• [Problem statement]:
Return all the data, word for word.

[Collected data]
(begin)
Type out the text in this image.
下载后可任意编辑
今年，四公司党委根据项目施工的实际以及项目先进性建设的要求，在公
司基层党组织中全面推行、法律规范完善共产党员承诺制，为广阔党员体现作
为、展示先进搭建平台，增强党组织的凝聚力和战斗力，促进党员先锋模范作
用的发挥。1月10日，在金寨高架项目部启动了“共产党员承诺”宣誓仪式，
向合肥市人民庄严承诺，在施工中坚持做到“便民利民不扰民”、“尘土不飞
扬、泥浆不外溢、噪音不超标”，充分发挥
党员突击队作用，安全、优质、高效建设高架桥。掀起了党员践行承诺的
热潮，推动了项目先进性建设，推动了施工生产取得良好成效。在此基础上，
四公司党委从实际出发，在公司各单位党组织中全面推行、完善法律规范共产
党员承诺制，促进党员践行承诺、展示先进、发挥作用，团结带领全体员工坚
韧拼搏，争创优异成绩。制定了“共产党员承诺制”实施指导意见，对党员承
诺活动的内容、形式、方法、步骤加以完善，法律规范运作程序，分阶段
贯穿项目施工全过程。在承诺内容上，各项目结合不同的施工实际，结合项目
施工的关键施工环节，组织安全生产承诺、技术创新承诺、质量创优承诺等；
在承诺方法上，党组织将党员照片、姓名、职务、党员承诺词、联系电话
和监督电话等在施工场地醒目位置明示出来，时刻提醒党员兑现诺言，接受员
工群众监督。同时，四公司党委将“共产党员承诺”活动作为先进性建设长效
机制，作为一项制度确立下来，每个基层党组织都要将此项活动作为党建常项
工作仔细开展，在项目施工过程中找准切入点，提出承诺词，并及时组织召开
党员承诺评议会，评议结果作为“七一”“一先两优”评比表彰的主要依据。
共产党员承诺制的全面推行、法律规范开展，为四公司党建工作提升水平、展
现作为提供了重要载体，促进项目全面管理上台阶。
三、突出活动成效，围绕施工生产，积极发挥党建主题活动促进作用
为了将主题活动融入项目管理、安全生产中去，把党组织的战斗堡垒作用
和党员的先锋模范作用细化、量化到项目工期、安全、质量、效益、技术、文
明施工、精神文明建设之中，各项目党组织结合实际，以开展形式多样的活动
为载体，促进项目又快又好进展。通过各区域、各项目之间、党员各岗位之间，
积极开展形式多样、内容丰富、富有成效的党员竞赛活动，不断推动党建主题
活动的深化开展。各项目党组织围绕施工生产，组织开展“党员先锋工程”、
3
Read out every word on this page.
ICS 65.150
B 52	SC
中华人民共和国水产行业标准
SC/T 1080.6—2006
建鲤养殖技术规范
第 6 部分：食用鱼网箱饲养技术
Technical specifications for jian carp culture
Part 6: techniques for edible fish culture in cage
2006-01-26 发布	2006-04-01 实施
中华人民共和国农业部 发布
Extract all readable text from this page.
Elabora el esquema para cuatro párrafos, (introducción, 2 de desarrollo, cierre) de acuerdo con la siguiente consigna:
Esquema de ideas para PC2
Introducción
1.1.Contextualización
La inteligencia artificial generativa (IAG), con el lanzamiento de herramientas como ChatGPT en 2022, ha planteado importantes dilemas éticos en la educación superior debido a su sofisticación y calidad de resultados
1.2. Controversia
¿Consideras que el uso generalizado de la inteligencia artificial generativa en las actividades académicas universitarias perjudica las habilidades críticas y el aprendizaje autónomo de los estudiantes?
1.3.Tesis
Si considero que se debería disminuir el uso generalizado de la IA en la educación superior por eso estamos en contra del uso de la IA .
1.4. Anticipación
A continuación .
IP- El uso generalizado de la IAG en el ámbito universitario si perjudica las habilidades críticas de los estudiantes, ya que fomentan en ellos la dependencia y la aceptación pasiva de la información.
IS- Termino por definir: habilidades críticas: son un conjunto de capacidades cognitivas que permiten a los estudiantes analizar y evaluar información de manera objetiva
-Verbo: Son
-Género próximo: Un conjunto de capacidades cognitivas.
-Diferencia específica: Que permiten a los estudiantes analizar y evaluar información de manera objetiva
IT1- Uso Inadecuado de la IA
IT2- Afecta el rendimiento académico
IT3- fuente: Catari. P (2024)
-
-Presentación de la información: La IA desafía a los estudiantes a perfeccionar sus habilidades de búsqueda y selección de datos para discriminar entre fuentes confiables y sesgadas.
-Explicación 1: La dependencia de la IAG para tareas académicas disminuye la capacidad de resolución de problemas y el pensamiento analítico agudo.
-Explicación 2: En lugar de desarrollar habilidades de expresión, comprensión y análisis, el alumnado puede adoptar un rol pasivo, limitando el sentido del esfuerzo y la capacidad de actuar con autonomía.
(end)
• [Written answer]:
Type out the text in this image.
下载后可任意编辑
今年，四公司党委根据项目施工的实际以及项目先进性建设的要求，在公
司基层党组织中全面推行、法律规范完善共产党员承诺制，为广阔党员体现作
为、展示先进搭建平台，增强党组织的凝聚力和战斗力，促进党员先锋模范作
用的发挥。1月10日，在金寨高架项目部启动了“共产党员承诺”宣誓仪式，
向合肥市人民庄严承诺，在施工中坚持做到“便民利民不扰民”、“尘土不飞
扬、泥浆不外溢、噪音不超标”，充分发挥
党员突击队作用，安全、优质、高效建设高架桥。掀起了党员践行承诺的
热潮，推动了项目先进性建设，推动了施工生产取得良好成效。在此基础上，
四公司党委从实际出发，在公司各单位党组织中全面推行、完善法律规范共产
党员承诺制，促进党员践行承诺、展示先进、发挥作用，团结带领全体员工坚
韧拼搏，争创优异成绩。制定了“共产党员承诺制”实施指导意见，对党员承
诺活动的内容、形式、方法、步骤加以完善，法律规范运作程序，分阶段
贯穿项目施工全过程。在承诺内容上，各项目结合不同的施工实际，结合项目
施工的关键施工环节，组织安全生产承诺、技术创新承诺、质量创优承诺等；
在承诺方法上，党组织将党员照片、姓名、职务、党员承诺词、联系电话
和监督电话等在施工场地醒目位置明示出来，时刻提醒党员兑现诺言，接受员
工群众监督。同时，四公司党委将“共产党员承诺”活动作为先进性建设长效
机制，作为一项制度确立下来，每个基层党组织都要将此项活动作为党建常项
工作仔细开展，在项目施工过程中找准切入点，提出承诺词，并及时组织召开
党员承诺评议会，评议结果作为“七一”“一先两优”评比表彰的主要依据。
共产党员承诺制的全面推行、法律规范开展，为四公司党建工作提升水平、展
现作为提供了重要载体，促进项目全面管理上台阶。
三、突出活动成效，围绕施工生产，积极发挥党建主题活动促进作用
为了将主题活动融入项目管理、安全生产中去，把党组织的战斗堡垒作用
和党员的先锋模范作用细化、量化到项目工期、安全、质量、效益、技术、文
明施工、精神文明建设之中，各项目党组织结合实际，以开展形式多样的活动
为载体，促进项目又快又好进展。通过各区域、各项目之间、党员各岗位之间，
积极开展形式多样、内容丰富、富有成效的党员竞赛活动，不断推动党建主题
活动的深化开展。各项目党组织围绕施工生产，组织开展“党员先锋工程”、
3
Read out every word on this page.
ICS 65.150
B 52	SC
中华人民共和国水产行业标准
SC/T 1080.6—2006
建鲤养殖技术规范
第 6 部分：食用鱼网箱饲养技术
Technical specifications for jian carp culture
Part 6: techniques for edible fish culture in cage
2006-01-26 发布	2006-04-01 实施
中华人民共和国农业部 发布
Extract all readable text from this page.
Elabora el esquema para cuatro párrafos, (introducción, 2 de desarrollo, cierre) de acuerdo con la siguiente consigna:
Esquema de ideas para PC2
Introducción
1.1.Contextualización
La inteligencia artificial generativa (IAG), con el lanzamiento de herramientas como ChatGPT en 2022, ha planteado importantes dilemas éticos en la educación superior debido a su sofisticación y calidad de resultados
1.2. Controversia
¿Consideras que el uso generalizado de la inteligencia artificial generativa en las actividades académicas universitarias perjudica las habilidades críticas y el aprendizaje autónomo de los estudiantes?
1.3.Tesis
Si considero que se debería disminuir el uso generalizado de la IA en la educación superior por eso estamos en contra del uso de la IA .
1.4. Anticipación
A continuación .
IP- El uso generalizado de la IAG en el ámbito universitario si perjudica las habilidades críticas de los estudiantes, ya que fomentan en ellos la dependencia y la aceptación pasiva de la información.
IS- Termino por definir: habilidades críticas: son un conjunto de capacidades cognitivas que permiten a los estudiantes analizar y evaluar información de manera objetiva
-Verbo: Son
-Género próximo: Un conjunto de capacidades cognitivas.
-Diferencia específica: Que permiten a los estudiantes analizar y evaluar información de manera objetiva
IT1- Uso Inadecuado de la IA
IT2- Afecta el rendimiento académico
IT3- fuente: Catari. P (2024)
-
-Presentación de la información: La IA desafía a los estudiantes a perfeccionar sus habilidades de búsqueda y selección de datos para discriminar entre fuentes confiables y sesgadas.
-Explicación 1: La dependencia de la IAG para tareas académicas disminuye la capacidad de resolución de problemas y el pensamiento analítico agudo.
-Explicación 2: En lugar de desarrollar habilidades de expresión, comprensión y análisis, el alumnado puede adoptar un rol pasivo, limitando el sentido del esfuerzo y la capacidad de actuar con autonomía.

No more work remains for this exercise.